[start of RECORDS FOR THE TASK]
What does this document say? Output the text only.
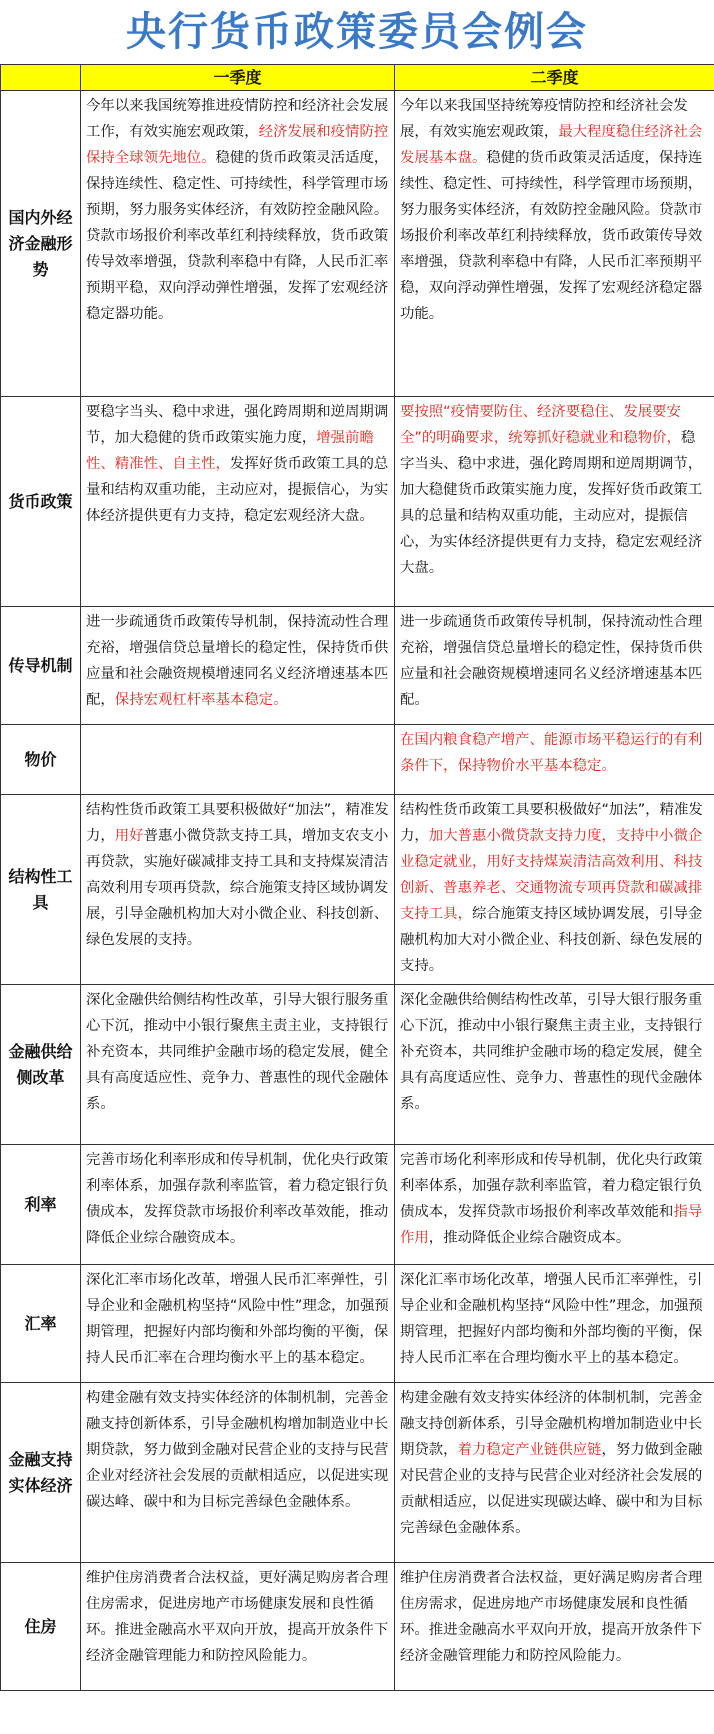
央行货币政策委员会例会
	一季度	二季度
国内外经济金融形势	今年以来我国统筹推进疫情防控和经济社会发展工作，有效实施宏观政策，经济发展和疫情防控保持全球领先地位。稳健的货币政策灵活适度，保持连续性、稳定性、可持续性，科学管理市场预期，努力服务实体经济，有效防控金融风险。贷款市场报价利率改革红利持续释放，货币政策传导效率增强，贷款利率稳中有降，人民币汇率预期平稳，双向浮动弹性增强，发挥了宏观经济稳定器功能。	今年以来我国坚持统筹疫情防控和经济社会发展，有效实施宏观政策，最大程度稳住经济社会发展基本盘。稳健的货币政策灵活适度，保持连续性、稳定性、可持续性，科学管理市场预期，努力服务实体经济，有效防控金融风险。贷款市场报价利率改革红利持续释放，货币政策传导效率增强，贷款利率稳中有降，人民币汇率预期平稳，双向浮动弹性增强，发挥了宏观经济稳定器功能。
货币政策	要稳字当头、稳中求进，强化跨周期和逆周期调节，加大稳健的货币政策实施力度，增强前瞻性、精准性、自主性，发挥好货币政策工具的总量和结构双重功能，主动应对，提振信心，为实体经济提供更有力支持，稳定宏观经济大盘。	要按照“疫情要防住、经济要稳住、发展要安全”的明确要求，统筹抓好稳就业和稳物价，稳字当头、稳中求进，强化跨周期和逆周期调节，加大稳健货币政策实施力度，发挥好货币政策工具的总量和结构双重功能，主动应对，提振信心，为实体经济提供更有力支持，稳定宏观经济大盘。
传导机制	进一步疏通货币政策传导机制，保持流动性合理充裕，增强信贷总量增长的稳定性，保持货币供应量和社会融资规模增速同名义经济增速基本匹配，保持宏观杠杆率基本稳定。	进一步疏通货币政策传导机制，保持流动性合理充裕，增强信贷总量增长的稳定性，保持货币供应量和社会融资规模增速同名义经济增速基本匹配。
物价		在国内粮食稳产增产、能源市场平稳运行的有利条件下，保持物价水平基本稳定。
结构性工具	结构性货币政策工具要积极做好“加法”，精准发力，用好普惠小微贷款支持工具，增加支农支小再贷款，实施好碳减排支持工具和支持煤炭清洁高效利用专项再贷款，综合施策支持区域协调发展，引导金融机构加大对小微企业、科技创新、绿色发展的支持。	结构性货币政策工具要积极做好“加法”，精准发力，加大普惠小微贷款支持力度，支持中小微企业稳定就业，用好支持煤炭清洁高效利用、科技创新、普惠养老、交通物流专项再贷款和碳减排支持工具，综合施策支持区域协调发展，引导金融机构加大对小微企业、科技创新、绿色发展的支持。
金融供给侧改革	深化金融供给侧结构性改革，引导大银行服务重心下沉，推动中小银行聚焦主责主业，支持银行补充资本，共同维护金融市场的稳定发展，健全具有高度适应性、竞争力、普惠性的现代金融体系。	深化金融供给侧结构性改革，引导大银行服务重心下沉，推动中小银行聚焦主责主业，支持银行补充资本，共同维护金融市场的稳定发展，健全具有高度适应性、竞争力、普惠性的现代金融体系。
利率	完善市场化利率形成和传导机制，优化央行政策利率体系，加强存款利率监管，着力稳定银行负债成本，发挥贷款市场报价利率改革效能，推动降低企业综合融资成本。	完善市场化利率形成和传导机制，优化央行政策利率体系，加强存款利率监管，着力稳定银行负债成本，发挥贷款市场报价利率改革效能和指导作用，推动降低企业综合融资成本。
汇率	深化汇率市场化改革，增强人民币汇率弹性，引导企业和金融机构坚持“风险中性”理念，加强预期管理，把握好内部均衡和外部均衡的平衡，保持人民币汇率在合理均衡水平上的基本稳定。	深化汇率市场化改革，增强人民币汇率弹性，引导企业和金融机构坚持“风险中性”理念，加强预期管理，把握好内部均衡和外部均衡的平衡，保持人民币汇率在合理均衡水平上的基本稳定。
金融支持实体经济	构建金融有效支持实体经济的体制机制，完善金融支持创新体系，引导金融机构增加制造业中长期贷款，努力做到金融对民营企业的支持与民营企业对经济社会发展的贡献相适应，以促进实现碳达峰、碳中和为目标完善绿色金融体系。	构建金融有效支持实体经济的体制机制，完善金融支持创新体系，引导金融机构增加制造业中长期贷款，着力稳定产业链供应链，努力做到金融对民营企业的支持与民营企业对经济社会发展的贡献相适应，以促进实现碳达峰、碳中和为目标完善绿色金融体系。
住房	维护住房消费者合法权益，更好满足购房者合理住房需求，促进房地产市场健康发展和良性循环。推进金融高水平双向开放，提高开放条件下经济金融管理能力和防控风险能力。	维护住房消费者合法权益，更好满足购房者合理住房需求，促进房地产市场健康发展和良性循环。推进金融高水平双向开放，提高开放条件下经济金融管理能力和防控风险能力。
[end of RECORDS FOR THE TASK]
DIRECTIVE: Pictures are excluded; repeat every record exactly.

THE OUTPUT:
What does this document say? Output the text only.
央行货币政策委员会例会
	一季度	二季度
国内外经济金融形势	今年以来我国统筹推进疫情防控和经济社会发展工作，有效实施宏观政策，经济发展和疫情防控保持全球领先地位。稳健的货币政策灵活适度，保持连续性、稳定性、可持续性，科学管理市场预期，努力服务实体经济，有效防控金融风险。贷款市场报价利率改革红利持续释放，货币政策传导效率增强，贷款利率稳中有降，人民币汇率预期平稳，双向浮动弹性增强，发挥了宏观经济稳定器功能。	今年以来我国坚持统筹疫情防控和经济社会发展，有效实施宏观政策，最大程度稳住经济社会发展基本盘。稳健的货币政策灵活适度，保持连续性、稳定性、可持续性，科学管理市场预期，努力服务实体经济，有效防控金融风险。贷款市场报价利率改革红利持续释放，货币政策传导效率增强，贷款利率稳中有降，人民币汇率预期平稳，双向浮动弹性增强，发挥了宏观经济稳定器功能。
货币政策	要稳字当头、稳中求进，强化跨周期和逆周期调节，加大稳健的货币政策实施力度，增强前瞻性、精准性、自主性，发挥好货币政策工具的总量和结构双重功能，主动应对，提振信心，为实体经济提供更有力支持，稳定宏观经济大盘。	要按照“疫情要防住、经济要稳住、发展要安全”的明确要求，统筹抓好稳就业和稳物价，稳字当头、稳中求进，强化跨周期和逆周期调节，加大稳健货币政策实施力度，发挥好货币政策工具的总量和结构双重功能，主动应对，提振信心，为实体经济提供更有力支持，稳定宏观经济大盘。
传导机制	进一步疏通货币政策传导机制，保持流动性合理充裕，增强信贷总量增长的稳定性，保持货币供应量和社会融资规模增速同名义经济增速基本匹配，保持宏观杠杆率基本稳定。	进一步疏通货币政策传导机制，保持流动性合理充裕，增强信贷总量增长的稳定性，保持货币供应量和社会融资规模增速同名义经济增速基本匹配。
物价		在国内粮食稳产增产、能源市场平稳运行的有利条件下，保持物价水平基本稳定。
结构性工具	结构性货币政策工具要积极做好“加法”，精准发力，用好普惠小微贷款支持工具，增加支农支小再贷款，实施好碳减排支持工具和支持煤炭清洁高效利用专项再贷款，综合施策支持区域协调发展，引导金融机构加大对小微企业、科技创新、绿色发展的支持。	结构性货币政策工具要积极做好“加法”，精准发力，加大普惠小微贷款支持力度，支持中小微企业稳定就业，用好支持煤炭清洁高效利用、科技创新、普惠养老、交通物流专项再贷款和碳减排支持工具，综合施策支持区域协调发展，引导金融机构加大对小微企业、科技创新、绿色发展的支持。
金融供给侧改革	深化金融供给侧结构性改革，引导大银行服务重心下沉，推动中小银行聚焦主责主业，支持银行补充资本，共同维护金融市场的稳定发展，健全具有高度适应性、竞争力、普惠性的现代金融体系。	深化金融供给侧结构性改革，引导大银行服务重心下沉，推动中小银行聚焦主责主业，支持银行补充资本，共同维护金融市场的稳定发展，健全具有高度适应性、竞争力、普惠性的现代金融体系。
利率	完善市场化利率形成和传导机制，优化央行政策利率体系，加强存款利率监管，着力稳定银行负债成本，发挥贷款市场报价利率改革效能，推动降低企业综合融资成本。	完善市场化利率形成和传导机制，优化央行政策利率体系，加强存款利率监管，着力稳定银行负债成本，发挥贷款市场报价利率改革效能和指导作用，推动降低企业综合融资成本。
汇率	深化汇率市场化改革，增强人民币汇率弹性，引导企业和金融机构坚持“风险中性”理念，加强预期管理，把握好内部均衡和外部均衡的平衡，保持人民币汇率在合理均衡水平上的基本稳定。	深化汇率市场化改革，增强人民币汇率弹性，引导企业和金融机构坚持“风险中性”理念，加强预期管理，把握好内部均衡和外部均衡的平衡，保持人民币汇率在合理均衡水平上的基本稳定。
金融支持实体经济	构建金融有效支持实体经济的体制机制，完善金融支持创新体系，引导金融机构增加制造业中长期贷款，努力做到金融对民营企业的支持与民营企业对经济社会发展的贡献相适应，以促进实现碳达峰、碳中和为目标完善绿色金融体系。	构建金融有效支持实体经济的体制机制，完善金融支持创新体系，引导金融机构增加制造业中长期贷款，着力稳定产业链供应链，努力做到金融对民营企业的支持与民营企业对经济社会发展的贡献相适应，以促进实现碳达峰、碳中和为目标完善绿色金融体系。
住房	维护住房消费者合法权益，更好满足购房者合理住房需求，促进房地产市场健康发展和良性循环。推进金融高水平双向开放，提高开放条件下经济金融管理能力和防控风险能力。	维护住房消费者合法权益，更好满足购房者合理住房需求，促进房地产市场健康发展和良性循环。推进金融高水平双向开放，提高开放条件下经济金融管理能力和防控风险能力。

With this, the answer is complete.